* _What to produce_: Collect every line that includes the string "pantalones".

— Begin Provided data —

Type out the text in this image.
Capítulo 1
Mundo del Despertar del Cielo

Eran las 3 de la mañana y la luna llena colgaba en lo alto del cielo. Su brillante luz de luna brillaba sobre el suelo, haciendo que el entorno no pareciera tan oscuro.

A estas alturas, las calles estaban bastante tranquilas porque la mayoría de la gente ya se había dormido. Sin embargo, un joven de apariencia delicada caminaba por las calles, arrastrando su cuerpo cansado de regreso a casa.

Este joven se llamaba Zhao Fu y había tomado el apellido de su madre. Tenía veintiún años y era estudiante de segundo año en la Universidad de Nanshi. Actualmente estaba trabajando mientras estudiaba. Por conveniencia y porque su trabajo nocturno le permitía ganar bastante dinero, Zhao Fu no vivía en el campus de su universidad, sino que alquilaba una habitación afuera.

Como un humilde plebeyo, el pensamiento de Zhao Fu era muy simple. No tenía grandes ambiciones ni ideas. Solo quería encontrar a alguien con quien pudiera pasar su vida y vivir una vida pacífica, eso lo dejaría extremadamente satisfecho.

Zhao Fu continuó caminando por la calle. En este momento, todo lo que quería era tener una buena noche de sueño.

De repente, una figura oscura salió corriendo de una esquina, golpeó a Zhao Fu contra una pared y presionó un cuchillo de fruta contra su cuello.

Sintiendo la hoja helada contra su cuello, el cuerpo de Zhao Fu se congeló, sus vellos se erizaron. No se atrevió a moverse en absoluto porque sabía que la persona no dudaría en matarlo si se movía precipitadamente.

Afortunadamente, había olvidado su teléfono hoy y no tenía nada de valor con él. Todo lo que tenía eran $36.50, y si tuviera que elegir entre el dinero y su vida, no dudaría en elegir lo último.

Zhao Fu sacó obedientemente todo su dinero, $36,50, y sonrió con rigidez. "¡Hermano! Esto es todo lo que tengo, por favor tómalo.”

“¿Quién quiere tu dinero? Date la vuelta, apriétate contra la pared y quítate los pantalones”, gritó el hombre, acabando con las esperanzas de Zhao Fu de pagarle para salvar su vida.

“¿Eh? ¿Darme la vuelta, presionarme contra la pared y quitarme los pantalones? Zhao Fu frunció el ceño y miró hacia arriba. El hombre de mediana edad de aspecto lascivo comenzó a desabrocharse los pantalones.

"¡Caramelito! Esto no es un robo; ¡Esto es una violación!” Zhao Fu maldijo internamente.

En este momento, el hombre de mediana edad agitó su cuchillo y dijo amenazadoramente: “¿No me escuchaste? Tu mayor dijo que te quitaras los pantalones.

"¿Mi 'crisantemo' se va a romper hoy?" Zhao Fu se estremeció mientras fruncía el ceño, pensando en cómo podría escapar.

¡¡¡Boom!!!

— End Provided data —

* _Full output_:
“¿Quién quiere tu dinero? Date la vuelta, apriétate contra la pared y quítate los pantalones”, gritó el hombre, acabando con las esperanzas de Zhao Fu de pagarle para salvar su vida.
“¿Eh? ¿Darme la vuelta, presionarme contra la pared y quitarme los pantalones? Zhao Fu frunció el ceño y miró hacia arriba. El hombre de mediana edad de aspecto lascivo comenzó a desabrocharse los pantalones.
En este momento, el hombre de mediana edad agitó su cuchillo y dijo amenazadoramente: “¿No me escuchaste? Tu mayor dijo que te quitaras los pantalones.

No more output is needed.